# REQUIREMENTS:
Set down each record exactly as written.

# PROVIDED MATERIAL:

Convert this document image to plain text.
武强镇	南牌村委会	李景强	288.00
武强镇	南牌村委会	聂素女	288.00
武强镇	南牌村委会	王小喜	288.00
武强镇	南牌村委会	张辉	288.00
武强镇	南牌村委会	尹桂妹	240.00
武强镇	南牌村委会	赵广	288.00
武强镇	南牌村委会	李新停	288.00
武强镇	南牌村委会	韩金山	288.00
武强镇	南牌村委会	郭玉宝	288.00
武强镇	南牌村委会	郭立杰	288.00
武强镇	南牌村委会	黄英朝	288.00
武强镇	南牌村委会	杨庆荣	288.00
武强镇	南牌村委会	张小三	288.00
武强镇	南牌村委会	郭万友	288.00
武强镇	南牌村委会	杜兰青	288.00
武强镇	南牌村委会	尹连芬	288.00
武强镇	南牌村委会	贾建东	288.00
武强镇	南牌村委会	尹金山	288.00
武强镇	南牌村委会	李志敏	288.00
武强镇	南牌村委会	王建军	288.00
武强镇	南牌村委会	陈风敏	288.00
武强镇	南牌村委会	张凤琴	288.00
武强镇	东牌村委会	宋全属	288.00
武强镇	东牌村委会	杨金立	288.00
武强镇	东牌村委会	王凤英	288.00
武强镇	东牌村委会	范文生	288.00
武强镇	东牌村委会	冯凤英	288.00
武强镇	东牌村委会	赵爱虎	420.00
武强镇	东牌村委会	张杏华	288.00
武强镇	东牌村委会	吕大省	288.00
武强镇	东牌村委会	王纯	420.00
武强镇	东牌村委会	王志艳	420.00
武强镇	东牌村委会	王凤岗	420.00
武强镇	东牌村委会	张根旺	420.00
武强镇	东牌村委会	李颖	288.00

# ANSWER BELOW:
Convert this document image to plain text.
武强镇	南牌村委会	李景强	288.00
武强镇	南牌村委会	聂素女	288.00
武强镇	南牌村委会	王小喜	288.00
武强镇	南牌村委会	张辉	288.00
武强镇	南牌村委会	尹桂妹	240.00
武强镇	南牌村委会	赵广	288.00
武强镇	南牌村委会	李新停	288.00
武强镇	南牌村委会	韩金山	288.00
武强镇	南牌村委会	郭玉宝	288.00
武强镇	南牌村委会	郭立杰	288.00
武强镇	南牌村委会	黄英朝	288.00
武强镇	南牌村委会	杨庆荣	288.00
武强镇	南牌村委会	张小三	288.00
武强镇	南牌村委会	郭万友	288.00
武强镇	南牌村委会	杜兰青	288.00
武强镇	南牌村委会	尹连芬	288.00
武强镇	南牌村委会	贾建东	288.00
武强镇	南牌村委会	尹金山	288.00
武强镇	南牌村委会	李志敏	288.00
武强镇	南牌村委会	王建军	288.00
武强镇	南牌村委会	陈风敏	288.00
武强镇	南牌村委会	张凤琴	288.00
武强镇	东牌村委会	宋全属	288.00
武强镇	东牌村委会	杨金立	288.00
武强镇	东牌村委会	王凤英	288.00
武强镇	东牌村委会	范文生	288.00
武强镇	东牌村委会	冯凤英	288.00
武强镇	东牌村委会	赵爱虎	420.00
武强镇	东牌村委会	张杏华	288.00
武强镇	东牌村委会	吕大省	288.00
武强镇	东牌村委会	王纯	420.00
武强镇	东牌村委会	王志艳	420.00
武强镇	东牌村委会	王凤岗	420.00
武强镇	东牌村委会	张根旺	420.00
武强镇	东牌村委会	李颖	288.00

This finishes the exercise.